§ Records for the task
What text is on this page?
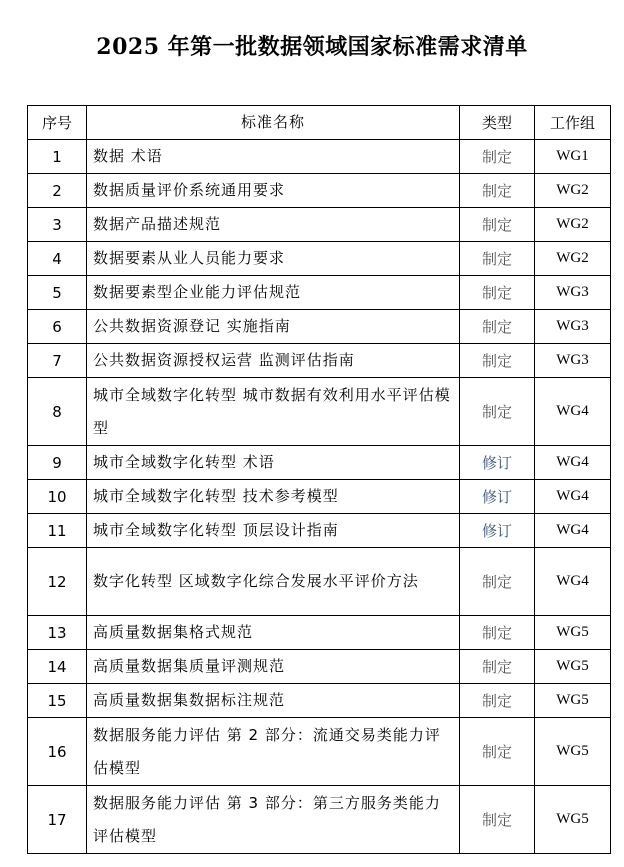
2025 年第一批数据领域国家标准需求清单
序号	标准名称	类型	工作组
1	数据 术语	制定	WG1
2	数据质量评价系统通用要求	制定	WG2
3	数据产品描述规范	制定	WG2
4	数据要素从业人员能力要求	制定	WG2
5	数据要素型企业能力评估规范	制定	WG3
6	公共数据资源登记 实施指南	制定	WG3
7	公共数据资源授权运营 监测评估指南	制定	WG3
8	城市全域数字化转型 城市数据有效利用水平评估模型	制定	WG4
9	城市全域数字化转型 术语	修订	WG4
10	城市全域数字化转型 技术参考模型	修订	WG4
11	城市全域数字化转型 顶层设计指南	修订	WG4
12	数字化转型 区域数字化综合发展水平评价方法	制定	WG4
13	高质量数据集格式规范	制定	WG5
14	高质量数据集质量评测规范	制定	WG5
15	高质量数据集数据标注规范	制定	WG5
16	数据服务能力评估 第 2 部分：流通交易类能力评估模型	制定	WG5
17	数据服务能力评估 第 3 部分：第三方服务类能力评估模型	制定	WG5
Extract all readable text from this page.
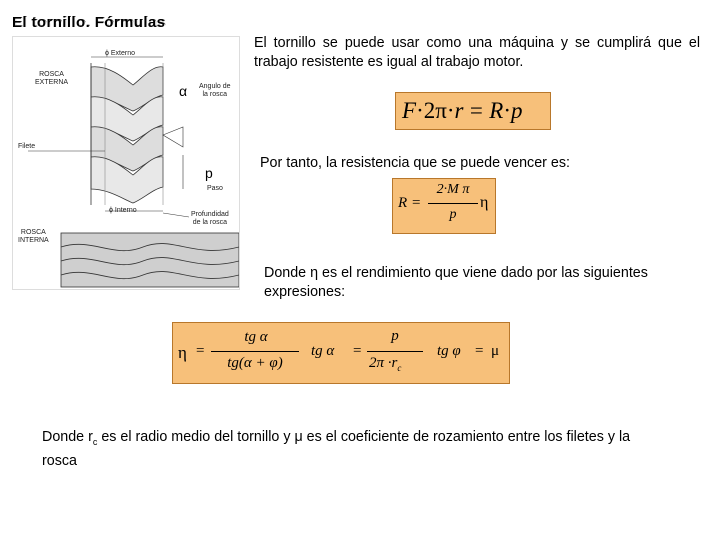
El tornillo. Fórmulas
ϕ Externo
ROSCA
EXTERNA
Angulo de
la rosca
Filete
Paso
ϕ Interno
Profundidad
de la rosca
ROSCA
INTERNA
α
p
El tornillo se puede usar como una máquina y se cumplirá que el trabajo resistente es igual al trabajo motor.
F·2π·r = R·p
Por tanto, la resistencia que se puede vencer es:
R =
2·M π
p
η
Donde η es el rendimiento que viene dado por las siguientes expresiones:
η =
tg α
tg(α + φ)
tg α =
p
$2\pi \cdot r_c$
tg φ = μ
Donde $r_c$ es el radio medio del tornillo y μ es el coeficiente de rozamiento entre los filetes y la rosca
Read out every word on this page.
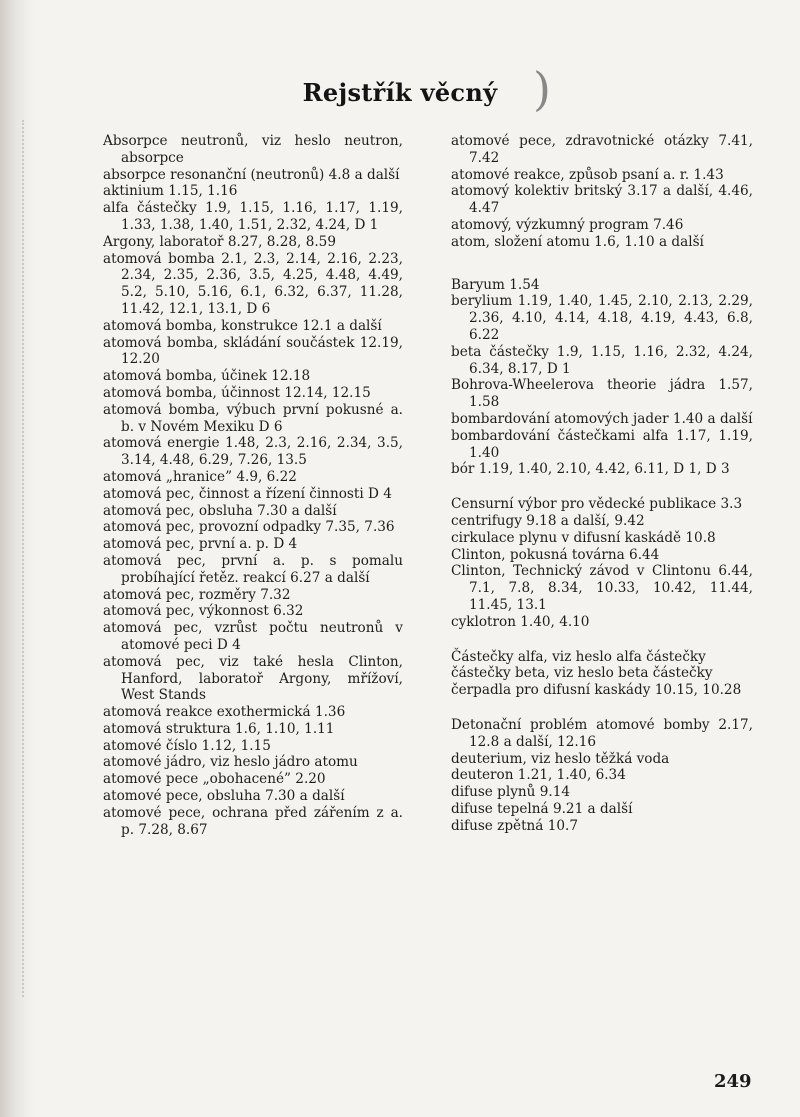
Rejstřík věcný )

Absorpce neutronů, viz heslo neutron, absorpce

absorpce resonanční (neutronů) 4.8 a další

aktinium 1.15, 1.16

alfa částečky 1.9, 1.15, 1.16, 1.17, 1.19, 1.33, 1.38, 1.40, 1.51, 2.32, 4.24, D 1

Argony, laboratoř 8.27, 8.28, 8.59

atomová bomba 2.1, 2.3, 2.14, 2.16, 2.23, 2.34, 2.35, 2.36, 3.5, 4.25, 4.48, 4.49, 5.2, 5.10, 5.16, 6.1, 6.32, 6.37, 11.28, 11.42, 12.1, 13.1, D 6

atomová bomba, konstrukce 12.1 a další

atomová bomba, skládání součástek 12.19, 12.20

atomová bomba, účinek 12.18

atomová bomba, účinnost 12.14, 12.15

atomová bomba, výbuch první pokusné a. b. v Novém Mexiku D 6

atomová energie 1.48, 2.3, 2.16, 2.34, 3.5, 3.14, 4.48, 6.29, 7.26, 13.5

atomová „hranice” 4.9, 6.22

atomová pec, činnost a řízení činnosti D 4

atomová pec, obsluha 7.30 a další

atomová pec, provozní odpadky 7.35, 7.36

atomová pec, první a. p. D 4

atomová pec, první a. p. s pomalu probíhající řetěz. reakcí 6.27 a další

atomová pec, rozměry 7.32

atomová pec, výkonnost 6.32

atomová pec, vzrůst počtu neutronů v atomové peci D 4

atomová pec, viz také hesla Clinton, Hanford, laboratoř Argony, mřížoví, West Stands

atomová reakce exothermická 1.36

atomová struktura 1.6, 1.10, 1.11

atomové číslo 1.12, 1.15

atomové jádro, viz heslo jádro atomu

atomové pece „obohacené” 2.20

atomové pece, obsluha 7.30 a další

atomové pece, ochrana před zářením z a. p. 7.28, 8.67

atomové pece, zdravotnické otázky 7.41, 7.42

atomové reakce, způsob psaní a. r. 1.43

atomový kolektiv britský 3.17 a další, 4.46, 4.47

atomový, výzkumný program 7.46

atom, složení atomu 1.6, 1.10 a další

Baryum 1.54

berylium 1.19, 1.40, 1.45, 2.10, 2.13, 2.29, 2.36, 4.10, 4.14, 4.18, 4.19, 4.43, 6.8, 6.22

beta částečky 1.9, 1.15, 1.16, 2.32, 4.24, 6.34, 8.17, D 1

Bohrova-Wheelerova theorie jádra 1.57, 1.58

bombardování atomových jader 1.40 a další

bombardování částečkami alfa 1.17, 1.19, 1.40

bór 1.19, 1.40, 2.10, 4.42, 6.11, D 1, D 3

Censurní výbor pro vědecké publikace 3.3

centrifugy 9.18 a další, 9.42

cirkulace plynu v difusní kaskádě 10.8

Clinton, pokusná továrna 6.44

Clinton, Technický závod v Clintonu 6.44, 7.1, 7.8, 8.34, 10.33, 10.42, 11.44, 11.45, 13.1

cyklotron 1.40, 4.10

Částečky alfa, viz heslo alfa částečky

částečky beta, viz heslo beta částečky

čerpadla pro difusní kaskády 10.15, 10.28

Detonační problém atomové bomby 2.17, 12.8 a další, 12.16

deuterium, viz heslo těžká voda

deuteron 1.21, 1.40, 6.34

difuse plynů 9.14

difuse tepelná 9.21 a další

difuse zpětná 10.7

249
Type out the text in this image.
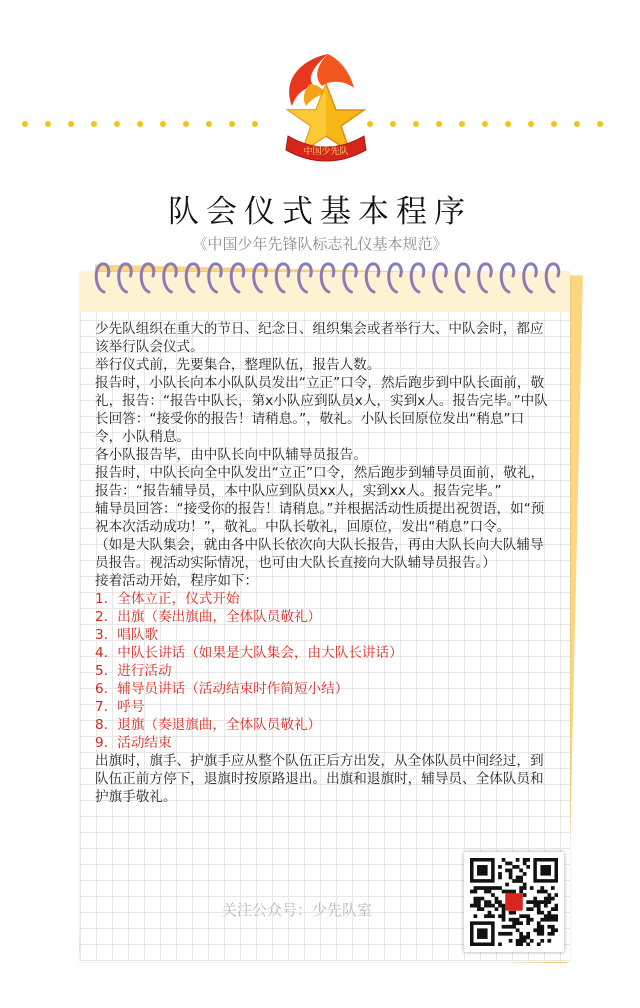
中国少先队
队会仪式基本程序
《中国少年先锋队标志礼仪基本规范》

少先队组织在重大的节日、纪念日、组织集会或者举行大、中队会时，都应该举行队会仪式。

举行仪式前，先要集合，整理队伍，报告人数。

报告时，小队长向本小队队员发出“立正”口令，然后跑步到中队长面前，敬礼，报告：“报告中队长，第x小队应到队员x人，实到x人。报告完毕。”中队长回答：“接受你的报告！请稍息。”，敬礼。小队长回原位发出“稍息”口令，小队稍息。

各小队报告毕，由中队长向中队辅导员报告。

报告时，中队长向全中队发出“立正”口令，然后跑步到辅导员面前，敬礼，报告：“报告辅导员，本中队应到队员xx人，实到xx人。报告完毕。”

辅导员回答：“接受你的报告！请稍息。”并根据活动性质提出祝贺语，如“预祝本次活动成功！”，敬礼。中队长敬礼，回原位，发出“稍息”口令。

（如是大队集会，就由各中队长依次向大队长报告，再由大队长向大队辅导员报告。视活动实际情况，也可由大队长直接向大队辅导员报告。）

接着活动开始，程序如下：

1．全体立正，仪式开始

2．出旗（奏出旗曲，全体队员敬礼）

3．唱队歌

4．中队长讲话（如果是大队集会，由大队长讲话）

5．进行活动

6．辅导员讲话（活动结束时作简短小结）

7．呼号

8．退旗（奏退旗曲，全体队员敬礼）

9．活动结束

出旗时，旗手、护旗手应从整个队伍正后方出发，从全体队员中间经过，到队伍正前方停下，退旗时按原路退出。出旗和退旗时，辅导员、全体队员和护旗手敬礼。

关注公众号：少先队室
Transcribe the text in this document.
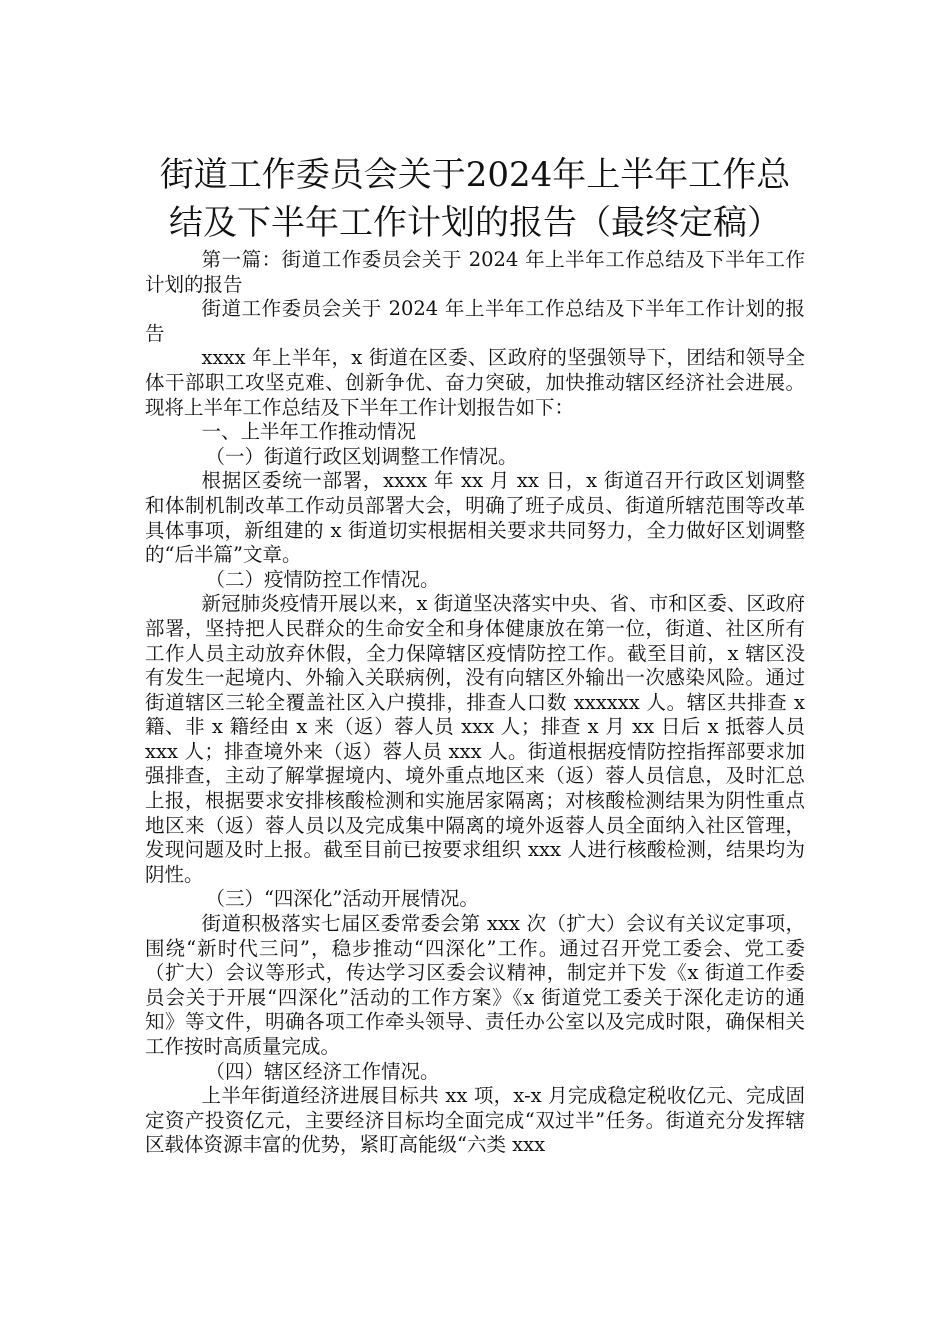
街道工作委员会关于2024年上半年工作总
结及下半年工作计划的报告（最终定稿）

第一篇：街道工作委员会关于 2024 年上半年工作总结及下半年工作计划的报告

街道工作委员会关于 2024 年上半年工作总结及下半年工作计划的报告

xxxx 年上半年，x 街道在区委、区政府的坚强领导下，团结和领导全体干部职工攻坚克难、创新争优、奋力突破，加快推动辖区经济社会进展。现将上半年工作总结及下半年工作计划报告如下：

一、上半年工作推动情况

（一）街道行政区划调整工作情况。

根据区委统一部署，xxxx 年 xx 月 xx 日，x 街道召开行政区划调整和体制机制改革工作动员部署大会，明确了班子成员、街道所辖范围等改革具体事项，新组建的 x 街道切实根据相关要求共同努力，全力做好区划调整的“后半篇”文章。

（二）疫情防控工作情况。

新冠肺炎疫情开展以来，x 街道坚决落实中央、省、市和区委、区政府部署，坚持把人民群众的生命安全和身体健康放在第一位，街道、社区所有工作人员主动放弃休假，全力保障辖区疫情防控工作。截至目前，x 辖区没有发生一起境内、外输入关联病例，没有向辖区外输出一次感染风险。通过街道辖区三轮全覆盖社区入户摸排，排查人口数 xxxxxx 人。辖区共排查 x 籍、非 x 籍经由 x 来（返）蓉人员 xxx 人；排查 x 月 xx 日后 x 抵蓉人员 xxx 人；排查境外来（返）蓉人员 xxx 人。街道根据疫情防控指挥部要求加强排查，主动了解掌握境内、境外重点地区来（返）蓉人员信息，及时汇总上报，根据要求安排核酸检测和实施居家隔离；对核酸检测结果为阴性重点地区来（返）蓉人员以及完成集中隔离的境外返蓉人员全面纳入社区管理，发现问题及时上报。截至目前已按要求组织 xxx 人进行核酸检测，结果均为阴性。

（三）“四深化”活动开展情况。

街道积极落实七届区委常委会第 xxx 次（扩大）会议有关议定事项，围绕“新时代三问”，稳步推动“四深化”工作。通过召开党工委会、党工委（扩大）会议等形式，传达学习区委会议精神，制定并下发《x 街道工作委员会关于开展“四深化”活动的工作方案》《x 街道党工委关于深化走访的通知》等文件，明确各项工作牵头领导、责任办公室以及完成时限，确保相关工作按时高质量完成。

（四）辖区经济工作情况。

上半年街道经济进展目标共 xx 项，x-x 月完成稳定税收亿元、完成固定资产投资亿元，主要经济目标均全面完成“双过半”任务。街道充分发挥辖区载体资源丰富的优势，紧盯高能级“六类 xxx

§ Aim of the exercise
Among the records above, find each line holding the string "heslo" and pull it out.

§ Result
Absorpce neutronů, viz heslo neutron, absorpce
atomové jádro, viz heslo jádro atomu
Částečky alfa, viz heslo alfa částečky
částečky beta, viz heslo beta částečky
deuterium, viz heslo těžká voda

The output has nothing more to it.